__TASK BRIEF__:
Below are some records; reproduce every one of them exactly.
* START EXTRACTED MATERIAL *
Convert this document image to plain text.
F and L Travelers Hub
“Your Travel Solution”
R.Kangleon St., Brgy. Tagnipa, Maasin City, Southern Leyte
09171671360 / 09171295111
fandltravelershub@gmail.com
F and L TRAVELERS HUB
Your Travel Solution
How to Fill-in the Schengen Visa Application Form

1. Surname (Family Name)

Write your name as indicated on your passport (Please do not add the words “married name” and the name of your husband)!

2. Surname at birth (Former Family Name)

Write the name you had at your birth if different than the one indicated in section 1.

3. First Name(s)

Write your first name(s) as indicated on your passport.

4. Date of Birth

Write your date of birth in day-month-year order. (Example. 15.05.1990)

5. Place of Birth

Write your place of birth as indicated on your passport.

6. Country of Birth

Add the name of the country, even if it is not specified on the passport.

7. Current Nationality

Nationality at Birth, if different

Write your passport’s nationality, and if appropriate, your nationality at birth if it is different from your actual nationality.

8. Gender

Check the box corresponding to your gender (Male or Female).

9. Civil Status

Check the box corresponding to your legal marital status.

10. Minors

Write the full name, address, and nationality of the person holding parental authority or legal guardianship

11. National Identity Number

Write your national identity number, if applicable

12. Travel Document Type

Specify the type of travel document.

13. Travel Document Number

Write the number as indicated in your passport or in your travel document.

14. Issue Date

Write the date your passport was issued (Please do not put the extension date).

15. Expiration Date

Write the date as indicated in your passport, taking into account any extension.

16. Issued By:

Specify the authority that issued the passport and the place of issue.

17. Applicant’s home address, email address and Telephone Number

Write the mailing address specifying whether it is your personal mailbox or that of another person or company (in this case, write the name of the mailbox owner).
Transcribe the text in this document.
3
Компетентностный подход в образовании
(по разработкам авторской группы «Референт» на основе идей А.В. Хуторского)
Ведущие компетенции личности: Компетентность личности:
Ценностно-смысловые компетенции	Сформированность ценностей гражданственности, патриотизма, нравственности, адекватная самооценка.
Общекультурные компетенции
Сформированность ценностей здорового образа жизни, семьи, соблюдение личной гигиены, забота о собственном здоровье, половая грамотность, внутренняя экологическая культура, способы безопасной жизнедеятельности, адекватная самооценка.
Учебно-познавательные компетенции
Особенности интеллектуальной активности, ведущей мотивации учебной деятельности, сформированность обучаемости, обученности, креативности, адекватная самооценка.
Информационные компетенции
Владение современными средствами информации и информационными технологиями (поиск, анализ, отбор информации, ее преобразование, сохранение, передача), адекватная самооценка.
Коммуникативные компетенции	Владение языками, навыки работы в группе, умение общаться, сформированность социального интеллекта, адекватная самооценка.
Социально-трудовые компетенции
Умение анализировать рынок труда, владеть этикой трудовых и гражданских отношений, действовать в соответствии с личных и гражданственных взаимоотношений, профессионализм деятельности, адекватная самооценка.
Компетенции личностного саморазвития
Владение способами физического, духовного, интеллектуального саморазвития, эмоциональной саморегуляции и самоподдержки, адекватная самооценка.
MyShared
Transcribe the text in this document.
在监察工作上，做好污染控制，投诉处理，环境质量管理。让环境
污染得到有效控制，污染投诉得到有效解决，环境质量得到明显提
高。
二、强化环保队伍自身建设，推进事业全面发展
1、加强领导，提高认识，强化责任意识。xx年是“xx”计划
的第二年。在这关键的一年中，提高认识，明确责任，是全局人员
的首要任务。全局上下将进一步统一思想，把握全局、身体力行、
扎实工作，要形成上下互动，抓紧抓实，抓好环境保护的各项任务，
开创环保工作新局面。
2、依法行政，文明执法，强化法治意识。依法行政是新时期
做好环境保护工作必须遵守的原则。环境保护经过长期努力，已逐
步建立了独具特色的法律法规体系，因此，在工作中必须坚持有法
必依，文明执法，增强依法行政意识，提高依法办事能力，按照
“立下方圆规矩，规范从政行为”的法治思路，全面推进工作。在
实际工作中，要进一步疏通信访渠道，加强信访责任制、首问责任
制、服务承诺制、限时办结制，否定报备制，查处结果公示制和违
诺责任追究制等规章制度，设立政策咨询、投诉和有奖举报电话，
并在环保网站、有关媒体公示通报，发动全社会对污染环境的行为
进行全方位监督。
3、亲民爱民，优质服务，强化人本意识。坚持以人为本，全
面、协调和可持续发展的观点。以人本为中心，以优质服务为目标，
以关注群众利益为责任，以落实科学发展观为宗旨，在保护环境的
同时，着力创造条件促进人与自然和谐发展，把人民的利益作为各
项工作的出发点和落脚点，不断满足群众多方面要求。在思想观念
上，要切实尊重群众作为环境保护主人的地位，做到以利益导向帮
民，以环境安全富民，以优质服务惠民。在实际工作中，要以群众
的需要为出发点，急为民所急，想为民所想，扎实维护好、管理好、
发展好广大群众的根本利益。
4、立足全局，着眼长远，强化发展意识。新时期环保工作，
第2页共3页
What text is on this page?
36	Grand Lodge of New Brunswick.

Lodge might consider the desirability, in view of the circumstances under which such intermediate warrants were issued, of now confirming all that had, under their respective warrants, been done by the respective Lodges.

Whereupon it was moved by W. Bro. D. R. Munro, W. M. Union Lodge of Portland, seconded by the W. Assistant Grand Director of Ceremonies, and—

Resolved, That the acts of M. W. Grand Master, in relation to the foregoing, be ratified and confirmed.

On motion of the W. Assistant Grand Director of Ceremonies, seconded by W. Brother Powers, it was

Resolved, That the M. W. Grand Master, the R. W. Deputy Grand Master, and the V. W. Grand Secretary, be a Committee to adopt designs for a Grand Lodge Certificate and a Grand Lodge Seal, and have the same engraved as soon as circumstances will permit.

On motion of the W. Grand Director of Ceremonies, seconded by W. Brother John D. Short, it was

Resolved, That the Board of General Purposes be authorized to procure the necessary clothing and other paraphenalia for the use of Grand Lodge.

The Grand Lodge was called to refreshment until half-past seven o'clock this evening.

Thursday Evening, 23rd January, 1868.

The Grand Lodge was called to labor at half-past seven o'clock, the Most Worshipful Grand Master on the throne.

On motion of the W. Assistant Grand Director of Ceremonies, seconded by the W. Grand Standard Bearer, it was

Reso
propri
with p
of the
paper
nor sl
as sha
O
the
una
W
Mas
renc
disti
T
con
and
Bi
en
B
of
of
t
* END EXTRACTED MATERIAL *
__WORKED ANSWER__:
Convert this document image to plain text.
F and L Travelers Hub
“Your Travel Solution”
R.Kangleon St., Brgy. Tagnipa, Maasin City, Southern Leyte
09171671360 / 09171295111
fandltravelershub@gmail.com
F and L TRAVELERS HUB
Your Travel Solution
How to Fill-in the Schengen Visa Application Form

1. Surname (Family Name)

Write your name as indicated on your passport (Please do not add the words “married name” and the name of your husband)!

2. Surname at birth (Former Family Name)

Write the name you had at your birth if different than the one indicated in section 1.

3. First Name(s)

Write your first name(s) as indicated on your passport.

4. Date of Birth

Write your date of birth in day-month-year order. (Example. 15.05.1990)

5. Place of Birth

Write your place of birth as indicated on your passport.

6. Country of Birth

Add the name of the country, even if it is not specified on the passport.

7. Current Nationality

Nationality at Birth, if different

Write your passport’s nationality, and if appropriate, your nationality at birth if it is different from your actual nationality.

8. Gender

Check the box corresponding to your gender (Male or Female).

9. Civil Status

Check the box corresponding to your legal marital status.

10. Minors

Write the full name, address, and nationality of the person holding parental authority or legal guardianship

11. National Identity Number

Write your national identity number, if applicable

12. Travel Document Type

Specify the type of travel document.

13. Travel Document Number

Write the number as indicated in your passport or in your travel document.

14. Issue Date

Write the date your passport was issued (Please do not put the extension date).

15. Expiration Date

Write the date as indicated in your passport, taking into account any extension.

16. Issued By:

Specify the authority that issued the passport and the place of issue.

17. Applicant’s home address, email address and Telephone Number

Write the mailing address specifying whether it is your personal mailbox or that of another person or company (in this case, write the name of the mailbox owner).
Transcribe the text in this document.
3
Компетентностный подход в образовании
(по разработкам авторской группы «Референт» на основе идей А.В. Хуторского)
Ведущие компетенции личности: Компетентность личности:
Ценностно-смысловые компетенции	Сформированность ценностей гражданственности, патриотизма, нравственности, адекватная самооценка.
Общекультурные компетенции
Сформированность ценностей здорового образа жизни, семьи, соблюдение личной гигиены, забота о собственном здоровье, половая грамотность, внутренняя экологическая культура, способы безопасной жизнедеятельности, адекватная самооценка.
Учебно-познавательные компетенции
Особенности интеллектуальной активности, ведущей мотивации учебной деятельности, сформированность обучаемости, обученности, креативности, адекватная самооценка.
Информационные компетенции
Владение современными средствами информации и информационными технологиями (поиск, анализ, отбор информации, ее преобразование, сохранение, передача), адекватная самооценка.
Коммуникативные компетенции	Владение языками, навыки работы в группе, умение общаться, сформированность социального интеллекта, адекватная самооценка.
Социально-трудовые компетенции
Умение анализировать рынок труда, владеть этикой трудовых и гражданских отношений, действовать в соответствии с личных и гражданственных взаимоотношений, профессионализм деятельности, адекватная самооценка.
Компетенции личностного саморазвития
Владение способами физического, духовного, интеллектуального саморазвития, эмоциональной саморегуляции и самоподдержки, адекватная самооценка.
MyShared
Transcribe the text in this document.
在监察工作上，做好污染控制，投诉处理，环境质量管理。让环境
污染得到有效控制，污染投诉得到有效解决，环境质量得到明显提
高。
二、强化环保队伍自身建设，推进事业全面发展
1、加强领导，提高认识，强化责任意识。xx年是“xx”计划
的第二年。在这关键的一年中，提高认识，明确责任，是全局人员
的首要任务。全局上下将进一步统一思想，把握全局、身体力行、
扎实工作，要形成上下互动，抓紧抓实，抓好环境保护的各项任务，
开创环保工作新局面。
2、依法行政，文明执法，强化法治意识。依法行政是新时期
做好环境保护工作必须遵守的原则。环境保护经过长期努力，已逐
步建立了独具特色的法律法规体系，因此，在工作中必须坚持有法
必依，文明执法，增强依法行政意识，提高依法办事能力，按照
“立下方圆规矩，规范从政行为”的法治思路，全面推进工作。在
实际工作中，要进一步疏通信访渠道，加强信访责任制、首问责任
制、服务承诺制、限时办结制，否定报备制，查处结果公示制和违
诺责任追究制等规章制度，设立政策咨询、投诉和有奖举报电话，
并在环保网站、有关媒体公示通报，发动全社会对污染环境的行为
进行全方位监督。
3、亲民爱民，优质服务，强化人本意识。坚持以人为本，全
面、协调和可持续发展的观点。以人本为中心，以优质服务为目标，
以关注群众利益为责任，以落实科学发展观为宗旨，在保护环境的
同时，着力创造条件促进人与自然和谐发展，把人民的利益作为各
项工作的出发点和落脚点，不断满足群众多方面要求。在思想观念
上，要切实尊重群众作为环境保护主人的地位，做到以利益导向帮
民，以环境安全富民，以优质服务惠民。在实际工作中，要以群众
的需要为出发点，急为民所急，想为民所想，扎实维护好、管理好、
发展好广大群众的根本利益。
4、立足全局，着眼长远，强化发展意识。新时期环保工作，
第2页共3页
What text is on this page?
36	Grand Lodge of New Brunswick.

Lodge might consider the desirability, in view of the circumstances under which such intermediate warrants were issued, of now confirming all that had, under their respective warrants, been done by the respective Lodges.

Whereupon it was moved by W. Bro. D. R. Munro, W. M. Union Lodge of Portland, seconded by the W. Assistant Grand Director of Ceremonies, and—

Resolved, That the acts of M. W. Grand Master, in relation to the foregoing, be ratified and confirmed.

On motion of the W. Assistant Grand Director of Ceremonies, seconded by W. Brother Powers, it was

Resolved, That the M. W. Grand Master, the R. W. Deputy Grand Master, and the V. W. Grand Secretary, be a Committee to adopt designs for a Grand Lodge Certificate and a Grand Lodge Seal, and have the same engraved as soon as circumstances will permit.

On motion of the W. Grand Director of Ceremonies, seconded by W. Brother John D. Short, it was

Resolved, That the Board of General Purposes be authorized to procure the necessary clothing and other paraphenalia for the use of Grand Lodge.

The Grand Lodge was called to refreshment until half-past seven o'clock this evening.

Thursday Evening, 23rd January, 1868.

The Grand Lodge was called to labor at half-past seven o'clock, the Most Worshipful Grand Master on the throne.

On motion of the W. Assistant Grand Director of Ceremonies, seconded by the W. Grand Standard Bearer, it was

Reso
propri
with p
of the
paper
nor sl
as sha
O
the
una
W
Mas
renc
disti
T
con
and
Bi
en
B
of
of
t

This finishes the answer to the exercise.